• TASK PROMPT: The data below should be printed in full, exactly, and without any of its images.

* Begin RECORDS PROVIDED *

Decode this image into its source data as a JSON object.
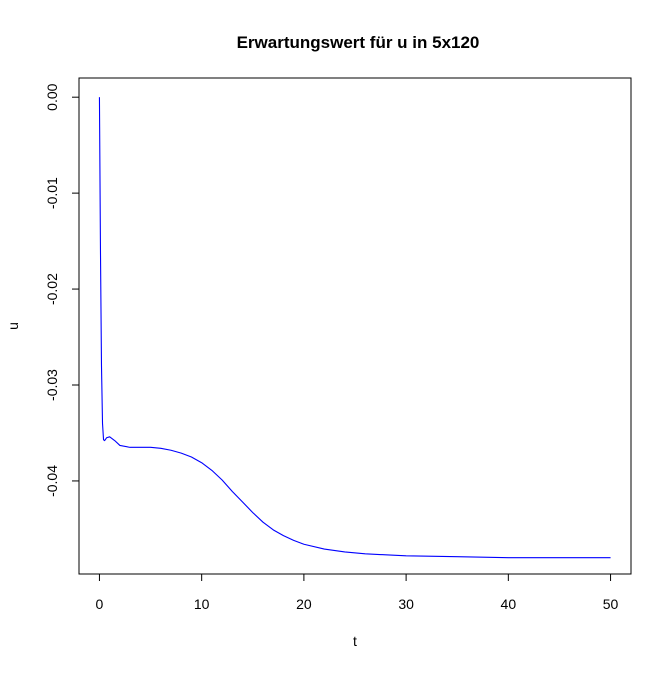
{
  "chart_data": {
    "type": "line",
    "title": "Erwartungswert für u in 5x120",
    "xlabel": "t",
    "ylabel": "u",
    "xlim": [
      -2,
      52
    ],
    "ylim": [
      -0.0497,
      0.002
    ],
    "x_ticks": [
      0,
      10,
      20,
      30,
      40,
      50
    ],
    "x_tick_labels": [
      "0",
      "10",
      "20",
      "30",
      "40",
      "50"
    ],
    "y_ticks": [
      0.0,
      -0.01,
      -0.02,
      -0.03,
      -0.04
    ],
    "y_tick_labels": [
      "0.00",
      "-0.01",
      "-0.02",
      "-0.03",
      "-0.04"
    ],
    "grid": false,
    "series": [
      {
        "color": "#0000ff",
        "x": [
          0,
          0.1,
          0.2,
          0.3,
          0.4,
          0.5,
          0.7,
          1,
          1.5,
          2,
          3,
          4,
          5,
          6,
          7,
          8,
          9,
          10,
          11,
          12,
          13,
          14,
          15,
          16,
          17,
          18,
          19,
          20,
          22,
          24,
          26,
          28,
          30,
          35,
          40,
          45,
          50
        ],
        "y": [
          0.0,
          -0.016,
          -0.028,
          -0.034,
          -0.0357,
          -0.0358,
          -0.0355,
          -0.0354,
          -0.0358,
          -0.0363,
          -0.0365,
          -0.0365,
          -0.0365,
          -0.0366,
          -0.0368,
          -0.0371,
          -0.0375,
          -0.0381,
          -0.0389,
          -0.0399,
          -0.0411,
          -0.0422,
          -0.0433,
          -0.0443,
          -0.0451,
          -0.0457,
          -0.0462,
          -0.0466,
          -0.0471,
          -0.0474,
          -0.0476,
          -0.0477,
          -0.0478,
          -0.0479,
          -0.048,
          -0.048,
          -0.048
        ]
      }
    ]
  }
}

* End RECORDS PROVIDED *

• TASK ANSWER:
Decode this image into its source data as a JSON object.
{
  "chart_data": {
    "type": "line",
    "title": "Erwartungswert für u in 5x120",
    "xlabel": "t",
    "ylabel": "u",
    "xlim": [
      -2,
      52
    ],
    "ylim": [
      -0.0497,
      0.002
    ],
    "x_ticks": [
      0,
      10,
      20,
      30,
      40,
      50
    ],
    "x_tick_labels": [
      "0",
      "10",
      "20",
      "30",
      "40",
      "50"
    ],
    "y_ticks": [
      0.0,
      -0.01,
      -0.02,
      -0.03,
      -0.04
    ],
    "y_tick_labels": [
      "0.00",
      "-0.01",
      "-0.02",
      "-0.03",
      "-0.04"
    ],
    "grid": false,
    "series": [
      {
        "color": "#0000ff",
        "x": [
          0,
          0.1,
          0.2,
          0.3,
          0.4,
          0.5,
          0.7,
          1,
          1.5,
          2,
          3,
          4,
          5,
          6,
          7,
          8,
          9,
          10,
          11,
          12,
          13,
          14,
          15,
          16,
          17,
          18,
          19,
          20,
          22,
          24,
          26,
          28,
          30,
          35,
          40,
          45,
          50
        ],
        "y": [
          0.0,
          -0.016,
          -0.028,
          -0.034,
          -0.0357,
          -0.0358,
          -0.0355,
          -0.0354,
          -0.0358,
          -0.0363,
          -0.0365,
          -0.0365,
          -0.0365,
          -0.0366,
          -0.0368,
          -0.0371,
          -0.0375,
          -0.0381,
          -0.0389,
          -0.0399,
          -0.0411,
          -0.0422,
          -0.0433,
          -0.0443,
          -0.0451,
          -0.0457,
          -0.0462,
          -0.0466,
          -0.0471,
          -0.0474,
          -0.0476,
          -0.0477,
          -0.0478,
          -0.0479,
          -0.048,
          -0.048,
          -0.048
        ]
      }
    ]
  }
}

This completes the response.